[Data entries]
--- Begin ---
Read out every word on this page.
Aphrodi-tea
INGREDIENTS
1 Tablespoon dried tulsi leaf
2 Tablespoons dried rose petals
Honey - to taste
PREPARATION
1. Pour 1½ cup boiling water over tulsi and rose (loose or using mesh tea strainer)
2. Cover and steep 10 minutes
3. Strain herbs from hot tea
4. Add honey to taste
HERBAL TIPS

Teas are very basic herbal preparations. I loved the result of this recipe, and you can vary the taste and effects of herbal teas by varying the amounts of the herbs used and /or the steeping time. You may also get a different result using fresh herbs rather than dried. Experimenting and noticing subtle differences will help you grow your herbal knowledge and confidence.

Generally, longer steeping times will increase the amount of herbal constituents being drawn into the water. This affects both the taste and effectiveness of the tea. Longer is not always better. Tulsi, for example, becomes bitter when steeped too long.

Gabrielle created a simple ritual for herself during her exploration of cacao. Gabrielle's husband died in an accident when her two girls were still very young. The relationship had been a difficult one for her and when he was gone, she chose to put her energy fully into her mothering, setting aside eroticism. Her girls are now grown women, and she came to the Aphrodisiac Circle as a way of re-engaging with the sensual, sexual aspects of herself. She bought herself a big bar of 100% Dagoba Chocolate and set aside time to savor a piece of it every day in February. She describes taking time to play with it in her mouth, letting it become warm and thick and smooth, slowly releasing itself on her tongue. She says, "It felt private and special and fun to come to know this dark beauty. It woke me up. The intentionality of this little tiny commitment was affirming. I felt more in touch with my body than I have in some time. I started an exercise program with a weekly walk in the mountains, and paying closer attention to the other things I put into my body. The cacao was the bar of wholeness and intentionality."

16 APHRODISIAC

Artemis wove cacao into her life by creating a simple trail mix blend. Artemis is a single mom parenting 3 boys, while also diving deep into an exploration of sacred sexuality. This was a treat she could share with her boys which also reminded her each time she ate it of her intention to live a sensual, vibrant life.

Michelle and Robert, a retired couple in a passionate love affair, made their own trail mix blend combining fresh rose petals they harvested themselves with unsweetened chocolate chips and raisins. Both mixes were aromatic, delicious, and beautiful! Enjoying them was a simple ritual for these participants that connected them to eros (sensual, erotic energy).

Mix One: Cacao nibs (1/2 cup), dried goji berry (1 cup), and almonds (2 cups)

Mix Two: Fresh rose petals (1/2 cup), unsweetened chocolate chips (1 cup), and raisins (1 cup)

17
--- End ---
What you will do
Every line containing the string "water" must be listed.

The result
1. Pour 1½ cup boiling water over tulsi and rose (loose or using mesh tea strainer)
Generally, longer steeping times will increase the amount of herbal constituents being drawn into the water. This affects both the taste and effectiveness of the tea. Longer is not always better. Tulsi, for example, becomes bitter when steeped too long.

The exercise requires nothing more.